Rails-to-Trails Conservancy is a nonprofit organization dedicated to creating a nationwide network of trails from former rail lines and connecting corridors to build healthier places for healthier people.
Soo Line Trestle in Minnesota | Photo by Peter Ladd
Rails-to-Trails Conservancy (RTC) serves as the national voice for more than 160,000 members and supporters, 31,000 miles of rail-trails and multi-use trails, and more than 8,000 miles of potential trails waiting to be built, with a goal of creating more walkable, bikeable communities in America.
Our national office is located in Washington, D.C., with regional offices in California, Florida, Ohio and Pennsylvania.
Since 1986, we have worked from coast to coast, supporting the development of thousands of miles of rail-trails for millions to explore and enjoy. We’ve helped craft rural trails that spool out over a hundred miles of open prairie, snake through mountain passes, span canyons and hug riverbanks, offering views of the countryside often unknown to the highway traveler. We’ve been a part of the connections between towns and suburbs, linking communities along vibrant corridors in much the same way as the railroads did in their heyday.

RECORDED INFORMATION =
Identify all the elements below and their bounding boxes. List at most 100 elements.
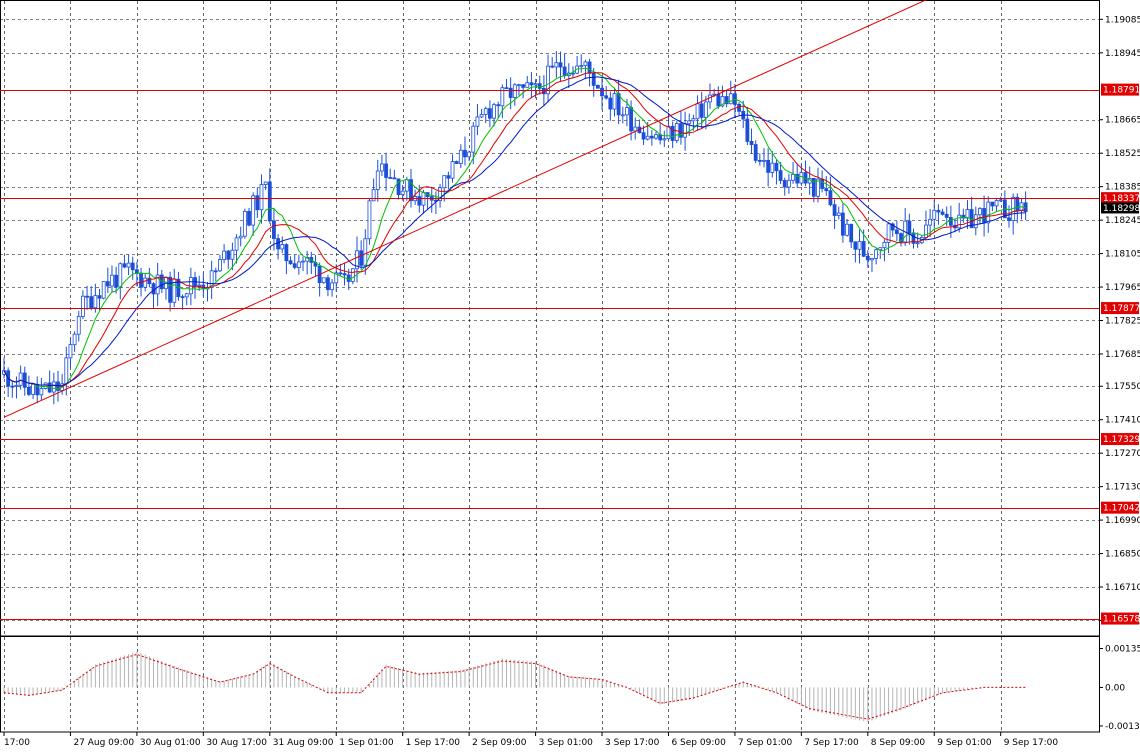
drawn-lines[interactable] <box>0 0 1099 620</box>
candle-body <box>51 381 56 393</box>
candle-body <box>31 383 35 395</box>
candle <box>654 131 658 141</box>
candle-body <box>1015 196 1020 212</box>
candle-body <box>475 116 480 127</box>
candle-body <box>89 296 94 309</box>
candle-body <box>467 151 472 158</box>
candle <box>620 106 625 124</box>
candle-body <box>483 108 488 115</box>
candle-body <box>629 107 633 132</box>
candle-body <box>521 84 526 88</box>
candle-body <box>143 277 148 288</box>
candle <box>604 85 609 100</box>
candle-body <box>695 103 700 120</box>
candle <box>255 187 260 218</box>
candle-body <box>670 125 675 141</box>
candle-body <box>76 316 81 335</box>
candle <box>321 277 326 284</box>
level-label-bg <box>1101 501 1139 514</box>
candle-body <box>633 126 638 132</box>
candle-body <box>263 181 268 185</box>
candle-body <box>222 250 227 261</box>
candle-body <box>27 386 31 395</box>
price-tick-label: 1.16850 <box>1105 550 1140 560</box>
candle <box>458 144 463 168</box>
candle-body <box>487 108 492 119</box>
candle-body <box>101 281 106 299</box>
candle <box>998 196 1003 202</box>
candle-body <box>118 263 123 288</box>
candle-body <box>674 123 679 141</box>
price-tick-label: 1.17410 <box>1105 416 1140 426</box>
candle-body <box>932 209 937 220</box>
candle <box>39 377 44 401</box>
candle <box>247 207 251 227</box>
candle-body <box>209 270 214 288</box>
candle <box>93 283 98 313</box>
candle-body <box>492 104 496 119</box>
candle <box>326 274 330 297</box>
candle-body <box>911 232 916 244</box>
candle <box>388 168 393 179</box>
time-tick-label: 30 Aug 01:00 <box>140 738 201 748</box>
candle-body <box>816 178 820 197</box>
level-label: 1.17042 <box>1103 504 1140 514</box>
candle-body <box>321 277 326 283</box>
price-tick-label: 1.18665 <box>1105 116 1140 126</box>
candle-body <box>68 344 73 359</box>
candle <box>380 154 384 177</box>
time-tick-label: 1 Sep 17:00 <box>406 738 461 748</box>
candle-body <box>824 188 829 192</box>
candle-body <box>907 220 912 234</box>
candle <box>816 167 820 203</box>
candle-body <box>184 293 189 298</box>
osc-tick-label: 0.001355 <box>1105 644 1140 654</box>
candle-body <box>791 173 795 181</box>
trend-line[interactable] <box>3 0 997 418</box>
candle <box>238 226 243 247</box>
candle-body <box>928 218 933 226</box>
candle <box>699 91 704 129</box>
candle <box>537 75 542 95</box>
candle <box>994 198 999 212</box>
candle <box>330 279 334 297</box>
candle-body <box>986 201 991 224</box>
candle-body <box>770 162 775 173</box>
candle-body <box>616 93 621 116</box>
candle-body <box>554 62 559 68</box>
candle <box>442 175 447 202</box>
candle-body <box>259 184 264 211</box>
candle-body <box>533 83 538 86</box>
candle-body <box>762 159 766 162</box>
candle <box>512 83 517 106</box>
candle <box>76 310 81 342</box>
candle <box>1007 205 1011 228</box>
candle-body <box>874 249 879 259</box>
candle-body <box>512 84 517 98</box>
candle <box>18 365 23 390</box>
candle-body <box>861 241 866 257</box>
candle <box>583 59 588 80</box>
candle-body <box>334 272 339 284</box>
candle-body <box>537 83 542 89</box>
candle-body <box>400 190 405 196</box>
candle <box>674 121 679 144</box>
candle-body <box>39 388 44 396</box>
candle <box>475 103 480 136</box>
candle-body <box>168 276 173 303</box>
candle <box>612 87 617 117</box>
candle-body <box>845 223 849 236</box>
candle-body <box>998 199 1003 202</box>
candle-body <box>649 135 654 139</box>
candle <box>554 51 559 78</box>
candle <box>68 337 73 369</box>
candle-body <box>14 384 19 387</box>
candle <box>762 148 766 168</box>
candle-body <box>326 277 330 291</box>
candle-body <box>600 87 604 97</box>
candle-body <box>338 272 343 275</box>
candle <box>521 84 526 99</box>
level-label: 1.17877 <box>1103 304 1140 314</box>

TO BE DONE = Please pick up the passage about Rails-to-Trails Conservancy, above the entries, and continue it from its last sentence.

EXERCISE ANSWER =
RTC’s mission, and its value, is magnified in urban areas, where one mile of trail can completely redefine the livability of a community. Where trails are more than just recreational amenities, creating opportunities for active transportation and physical activity—improving our health and wellbeing—as they safely connect us to jobs, schools, businesses, parks and cultural institutions in our own neighborhoods and beyond.
And, through our promotion of rails-with-trails—trails alongside active rail lines—we are now unlocking the true potential of transportation systems that reflect how people really get around in the 21st century.
Explore the History of Rail-Trails
Check out our interactive timeline below to browse important moments in the history of RTC and trail development in America.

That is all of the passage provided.